----- Sección del documento

Español es una forma de expresión distinta de ingles. Vivir en otra idioma es una experiencia muy interesante para mí porque tengo que acostumbrarme a un vocabulario nuevo que funciona dentro de una estructura lingüística completamente diferente. No existe la traducción literal. Antes de vivir en un país hispanohablante nunca me di cuenta de este simple y obvio hecho, porque solamente hablaba español en un lugar especifico y un tiempo definido: en mis clases de español. Español nunca relacionaba directamente con mi ‘vida real’; estaba reservado por ocho o diez horas cada semana, y aunque hacíamos ejercicios en cuales hablábamos sobre la comida, o el tiempo, o nuestros gustos y preferencias, quedaba muy lejos de la realidad.

----------
----- Entradas extraídas

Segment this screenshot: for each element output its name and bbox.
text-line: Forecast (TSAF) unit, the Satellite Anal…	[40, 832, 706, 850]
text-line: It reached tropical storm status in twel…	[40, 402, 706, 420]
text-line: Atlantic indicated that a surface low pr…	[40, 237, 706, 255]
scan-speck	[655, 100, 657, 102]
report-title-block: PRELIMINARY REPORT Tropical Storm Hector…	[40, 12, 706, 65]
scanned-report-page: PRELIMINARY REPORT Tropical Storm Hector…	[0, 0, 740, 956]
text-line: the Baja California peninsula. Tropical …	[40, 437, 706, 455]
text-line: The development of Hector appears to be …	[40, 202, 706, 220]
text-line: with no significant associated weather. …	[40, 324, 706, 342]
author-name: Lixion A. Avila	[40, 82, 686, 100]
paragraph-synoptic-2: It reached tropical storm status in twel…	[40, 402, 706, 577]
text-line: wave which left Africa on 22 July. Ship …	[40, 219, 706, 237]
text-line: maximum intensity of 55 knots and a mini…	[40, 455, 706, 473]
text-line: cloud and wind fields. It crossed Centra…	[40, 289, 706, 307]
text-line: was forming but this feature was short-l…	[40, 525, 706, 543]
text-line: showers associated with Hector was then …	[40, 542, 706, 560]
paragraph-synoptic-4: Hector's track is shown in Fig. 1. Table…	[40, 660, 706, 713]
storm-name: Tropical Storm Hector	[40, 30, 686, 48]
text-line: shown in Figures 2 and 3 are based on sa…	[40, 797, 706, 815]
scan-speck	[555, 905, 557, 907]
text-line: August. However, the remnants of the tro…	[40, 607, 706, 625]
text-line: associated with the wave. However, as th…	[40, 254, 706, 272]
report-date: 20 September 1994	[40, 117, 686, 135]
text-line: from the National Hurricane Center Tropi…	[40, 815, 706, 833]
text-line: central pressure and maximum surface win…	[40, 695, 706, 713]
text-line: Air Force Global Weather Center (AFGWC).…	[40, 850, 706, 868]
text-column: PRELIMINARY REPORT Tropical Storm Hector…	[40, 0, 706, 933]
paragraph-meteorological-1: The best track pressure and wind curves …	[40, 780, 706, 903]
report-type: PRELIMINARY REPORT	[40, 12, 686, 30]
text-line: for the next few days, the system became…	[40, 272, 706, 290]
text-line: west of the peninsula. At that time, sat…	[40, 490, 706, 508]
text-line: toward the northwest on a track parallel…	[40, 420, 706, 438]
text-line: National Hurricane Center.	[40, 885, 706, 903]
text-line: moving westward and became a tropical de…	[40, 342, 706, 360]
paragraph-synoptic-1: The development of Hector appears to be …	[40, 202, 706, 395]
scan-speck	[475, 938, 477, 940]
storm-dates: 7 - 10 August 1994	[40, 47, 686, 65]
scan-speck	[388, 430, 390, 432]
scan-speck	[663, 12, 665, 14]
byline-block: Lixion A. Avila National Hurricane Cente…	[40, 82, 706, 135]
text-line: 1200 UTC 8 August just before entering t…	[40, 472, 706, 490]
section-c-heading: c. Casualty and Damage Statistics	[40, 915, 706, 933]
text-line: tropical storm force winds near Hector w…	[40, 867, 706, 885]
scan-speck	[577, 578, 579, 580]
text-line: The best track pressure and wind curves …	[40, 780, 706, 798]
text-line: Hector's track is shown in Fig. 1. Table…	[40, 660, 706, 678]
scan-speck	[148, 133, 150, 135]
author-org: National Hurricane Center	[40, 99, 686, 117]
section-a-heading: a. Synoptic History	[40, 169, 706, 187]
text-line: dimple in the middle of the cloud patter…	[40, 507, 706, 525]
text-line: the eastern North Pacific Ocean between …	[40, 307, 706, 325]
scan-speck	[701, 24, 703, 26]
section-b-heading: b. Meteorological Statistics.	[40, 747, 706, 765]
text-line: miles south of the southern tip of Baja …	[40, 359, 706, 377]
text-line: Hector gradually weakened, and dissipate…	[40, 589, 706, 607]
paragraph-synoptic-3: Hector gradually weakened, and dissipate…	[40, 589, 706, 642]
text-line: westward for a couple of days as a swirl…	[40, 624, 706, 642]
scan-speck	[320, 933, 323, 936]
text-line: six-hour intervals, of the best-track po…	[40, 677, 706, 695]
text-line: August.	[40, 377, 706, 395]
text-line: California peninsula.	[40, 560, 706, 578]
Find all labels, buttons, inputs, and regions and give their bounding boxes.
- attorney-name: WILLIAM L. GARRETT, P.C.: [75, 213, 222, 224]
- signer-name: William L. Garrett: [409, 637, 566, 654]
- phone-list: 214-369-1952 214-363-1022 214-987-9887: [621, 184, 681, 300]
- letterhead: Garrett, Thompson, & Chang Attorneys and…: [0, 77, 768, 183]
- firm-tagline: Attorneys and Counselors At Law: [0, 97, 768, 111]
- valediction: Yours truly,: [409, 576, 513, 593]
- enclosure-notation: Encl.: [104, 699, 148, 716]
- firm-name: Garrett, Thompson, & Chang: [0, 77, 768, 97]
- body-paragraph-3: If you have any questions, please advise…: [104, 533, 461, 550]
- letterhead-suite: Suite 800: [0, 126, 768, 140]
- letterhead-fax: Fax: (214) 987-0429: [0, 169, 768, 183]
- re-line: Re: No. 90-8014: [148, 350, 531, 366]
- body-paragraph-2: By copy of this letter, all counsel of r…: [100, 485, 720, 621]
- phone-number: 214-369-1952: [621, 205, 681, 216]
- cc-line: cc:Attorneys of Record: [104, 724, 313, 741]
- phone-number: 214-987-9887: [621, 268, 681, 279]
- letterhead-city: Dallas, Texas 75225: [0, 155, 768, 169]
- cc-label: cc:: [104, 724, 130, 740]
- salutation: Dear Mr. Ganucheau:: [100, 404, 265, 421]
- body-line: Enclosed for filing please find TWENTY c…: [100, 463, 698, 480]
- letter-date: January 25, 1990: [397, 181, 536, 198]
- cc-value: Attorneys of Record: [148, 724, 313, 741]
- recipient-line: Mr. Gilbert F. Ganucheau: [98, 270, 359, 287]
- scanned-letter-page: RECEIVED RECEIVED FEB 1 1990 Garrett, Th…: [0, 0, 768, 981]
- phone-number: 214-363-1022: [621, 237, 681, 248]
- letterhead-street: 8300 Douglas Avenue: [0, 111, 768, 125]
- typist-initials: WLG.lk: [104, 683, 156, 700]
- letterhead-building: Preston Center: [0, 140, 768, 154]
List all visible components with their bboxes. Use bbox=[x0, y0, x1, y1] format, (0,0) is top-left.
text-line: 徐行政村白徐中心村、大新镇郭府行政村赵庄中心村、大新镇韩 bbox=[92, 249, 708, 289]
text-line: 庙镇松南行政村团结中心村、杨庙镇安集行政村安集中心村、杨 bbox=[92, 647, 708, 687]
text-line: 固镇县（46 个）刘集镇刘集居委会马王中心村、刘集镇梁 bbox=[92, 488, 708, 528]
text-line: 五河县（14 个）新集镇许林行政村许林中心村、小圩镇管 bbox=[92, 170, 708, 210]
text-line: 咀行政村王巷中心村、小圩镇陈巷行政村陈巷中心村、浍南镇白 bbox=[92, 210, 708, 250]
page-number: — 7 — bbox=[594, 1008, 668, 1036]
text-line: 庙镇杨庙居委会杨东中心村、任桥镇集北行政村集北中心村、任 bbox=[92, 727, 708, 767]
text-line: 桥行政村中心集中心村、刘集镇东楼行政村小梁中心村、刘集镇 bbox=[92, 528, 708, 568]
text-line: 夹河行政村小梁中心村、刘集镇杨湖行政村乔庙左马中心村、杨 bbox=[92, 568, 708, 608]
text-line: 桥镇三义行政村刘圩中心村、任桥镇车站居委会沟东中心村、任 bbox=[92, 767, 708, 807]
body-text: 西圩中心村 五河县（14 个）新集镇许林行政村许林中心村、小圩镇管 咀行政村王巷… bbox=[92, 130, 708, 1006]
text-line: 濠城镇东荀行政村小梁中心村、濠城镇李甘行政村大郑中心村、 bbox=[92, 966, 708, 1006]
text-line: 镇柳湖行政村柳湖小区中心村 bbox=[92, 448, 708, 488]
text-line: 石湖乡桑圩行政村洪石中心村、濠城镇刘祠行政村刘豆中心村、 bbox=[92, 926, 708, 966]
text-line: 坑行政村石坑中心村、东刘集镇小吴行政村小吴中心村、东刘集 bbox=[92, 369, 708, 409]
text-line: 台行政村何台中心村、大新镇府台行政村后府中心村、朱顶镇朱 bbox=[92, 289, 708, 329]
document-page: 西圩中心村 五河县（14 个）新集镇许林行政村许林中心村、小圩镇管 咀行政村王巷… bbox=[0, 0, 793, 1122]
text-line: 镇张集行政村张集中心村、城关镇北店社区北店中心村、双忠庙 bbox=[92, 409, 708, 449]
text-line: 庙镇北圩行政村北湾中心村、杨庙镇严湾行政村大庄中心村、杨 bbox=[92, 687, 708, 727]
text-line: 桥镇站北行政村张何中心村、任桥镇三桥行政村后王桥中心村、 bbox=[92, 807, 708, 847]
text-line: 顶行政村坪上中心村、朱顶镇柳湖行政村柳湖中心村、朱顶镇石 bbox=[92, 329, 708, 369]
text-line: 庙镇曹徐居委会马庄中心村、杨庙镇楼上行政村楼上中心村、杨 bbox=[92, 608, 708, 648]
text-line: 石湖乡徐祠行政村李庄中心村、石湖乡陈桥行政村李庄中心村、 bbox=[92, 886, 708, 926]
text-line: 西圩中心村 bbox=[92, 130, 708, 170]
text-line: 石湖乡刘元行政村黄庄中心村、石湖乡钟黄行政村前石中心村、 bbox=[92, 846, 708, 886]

----------

# Sobre esta tarea
Según la sección sobre vivir en otro idioma, ¿cuántas horas por semana estaba reservado el español?

# Tarea completada
Ocho o diez horas cada semana.